### [The problem]
Transcribe the listing verbatim. Do not carry over any pictures.

##### Exercise material #####

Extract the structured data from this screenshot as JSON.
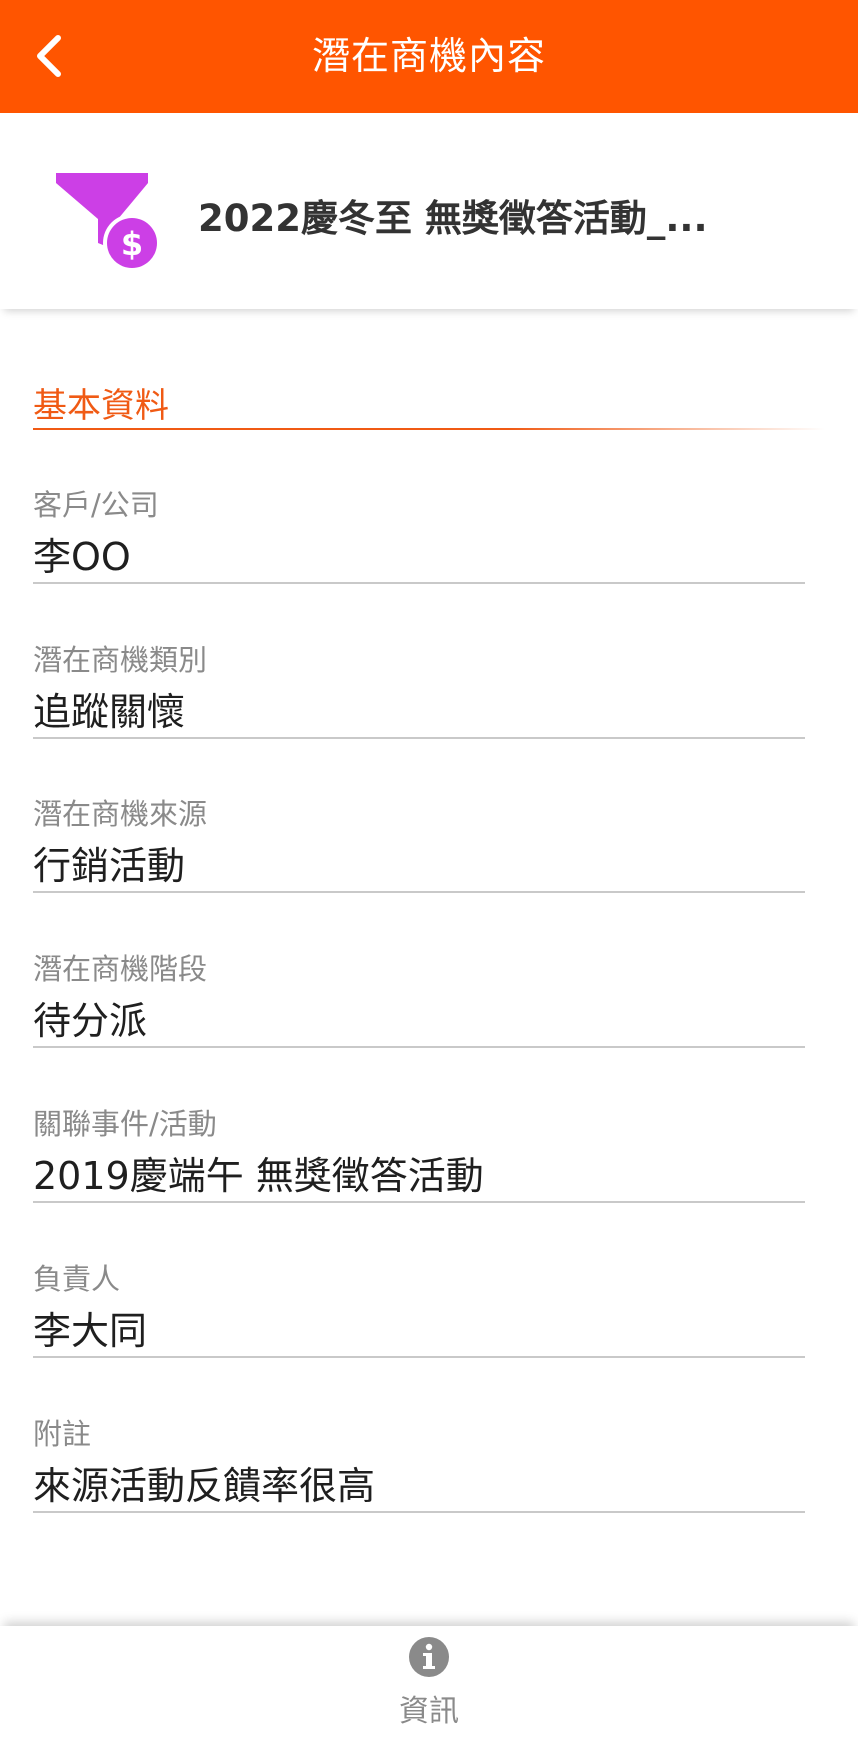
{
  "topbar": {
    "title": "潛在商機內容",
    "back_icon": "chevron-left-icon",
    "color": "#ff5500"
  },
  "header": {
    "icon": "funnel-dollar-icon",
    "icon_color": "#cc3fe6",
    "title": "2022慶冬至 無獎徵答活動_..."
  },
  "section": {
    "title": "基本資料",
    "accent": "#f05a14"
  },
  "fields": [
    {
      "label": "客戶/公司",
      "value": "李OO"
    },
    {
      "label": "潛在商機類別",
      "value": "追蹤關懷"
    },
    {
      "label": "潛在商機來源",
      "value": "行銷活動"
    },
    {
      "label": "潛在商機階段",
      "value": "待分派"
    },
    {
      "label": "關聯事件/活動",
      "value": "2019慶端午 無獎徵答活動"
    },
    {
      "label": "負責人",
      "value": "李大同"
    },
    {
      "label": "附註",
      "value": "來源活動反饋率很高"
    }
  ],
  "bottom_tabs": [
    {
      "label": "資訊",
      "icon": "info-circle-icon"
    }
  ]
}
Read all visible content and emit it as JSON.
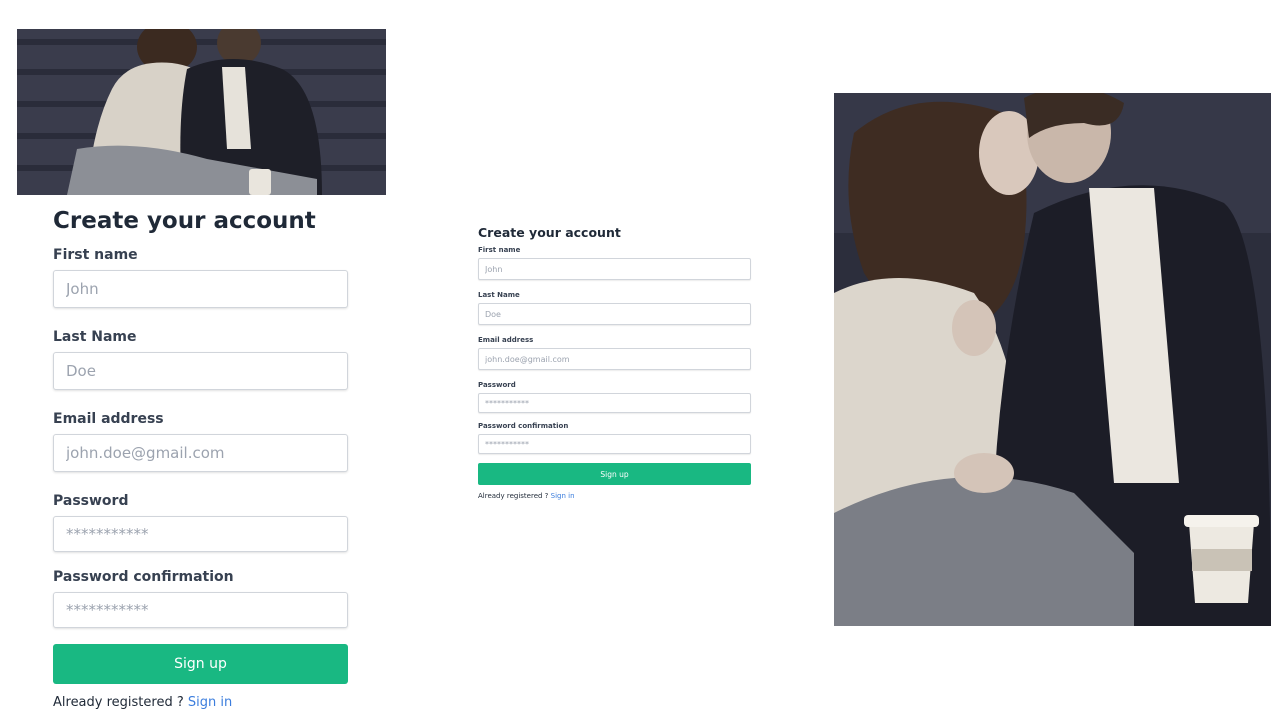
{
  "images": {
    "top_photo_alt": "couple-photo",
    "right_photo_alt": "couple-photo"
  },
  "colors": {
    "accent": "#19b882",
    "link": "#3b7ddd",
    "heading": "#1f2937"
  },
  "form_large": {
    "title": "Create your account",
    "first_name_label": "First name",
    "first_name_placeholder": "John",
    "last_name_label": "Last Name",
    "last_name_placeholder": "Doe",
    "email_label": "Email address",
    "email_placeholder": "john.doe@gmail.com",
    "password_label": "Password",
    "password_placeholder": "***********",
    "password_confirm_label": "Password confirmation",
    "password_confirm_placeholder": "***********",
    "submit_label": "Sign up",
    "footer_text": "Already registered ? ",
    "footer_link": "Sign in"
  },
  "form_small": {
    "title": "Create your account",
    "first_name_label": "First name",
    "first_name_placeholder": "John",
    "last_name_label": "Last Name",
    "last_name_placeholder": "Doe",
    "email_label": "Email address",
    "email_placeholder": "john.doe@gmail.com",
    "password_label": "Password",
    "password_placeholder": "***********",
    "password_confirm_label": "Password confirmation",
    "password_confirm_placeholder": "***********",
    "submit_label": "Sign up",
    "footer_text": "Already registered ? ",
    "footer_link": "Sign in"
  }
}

#####

### [Answer for this exercise]
Extract the structured data from this screenshot as JSON.
{
  "topbar": {
    "title": "潛在商機內容",
    "back_icon": "chevron-left-icon",
    "color": "#ff5500"
  },
  "header": {
    "icon": "funnel-dollar-icon",
    "icon_color": "#cc3fe6",
    "title": "2022慶冬至 無獎徵答活動_..."
  },
  "section": {
    "title": "基本資料",
    "accent": "#f05a14"
  },
  "fields": [
    {
      "label": "客戶/公司",
      "value": "李OO"
    },
    {
      "label": "潛在商機類別",
      "value": "追蹤關懷"
    },
    {
      "label": "潛在商機來源",
      "value": "行銷活動"
    },
    {
      "label": "潛在商機階段",
      "value": "待分派"
    },
    {
      "label": "關聯事件/活動",
      "value": "2019慶端午 無獎徵答活動"
    },
    {
      "label": "負責人",
      "value": "李大同"
    },
    {
      "label": "附註",
      "value": "來源活動反饋率很高"
    }
  ],
  "bottom_tabs": [
    {
      "label": "資訊",
      "icon": "info-circle-icon"
    }
  ]
}
Read all visible content and emit it as JSON.
{
  "images": {
    "top_photo_alt": "couple-photo",
    "right_photo_alt": "couple-photo"
  },
  "colors": {
    "accent": "#19b882",
    "link": "#3b7ddd",
    "heading": "#1f2937"
  },
  "form_large": {
    "title": "Create your account",
    "first_name_label": "First name",
    "first_name_placeholder": "John",
    "last_name_label": "Last Name",
    "last_name_placeholder": "Doe",
    "email_label": "Email address",
    "email_placeholder": "john.doe@gmail.com",
    "password_label": "Password",
    "password_placeholder": "***********",
    "password_confirm_label": "Password confirmation",
    "password_confirm_placeholder": "***********",
    "submit_label": "Sign up",
    "footer_text": "Already registered ? ",
    "footer_link": "Sign in"
  },
  "form_small": {
    "title": "Create your account",
    "first_name_label": "First name",
    "first_name_placeholder": "John",
    "last_name_label": "Last Name",
    "last_name_placeholder": "Doe",
    "email_label": "Email address",
    "email_placeholder": "john.doe@gmail.com",
    "password_label": "Password",
    "password_placeholder": "***********",
    "password_confirm_label": "Password confirmation",
    "password_confirm_placeholder": "***********",
    "submit_label": "Sign up",
    "footer_text": "Already registered ? ",
    "footer_link": "Sign in"
  }
}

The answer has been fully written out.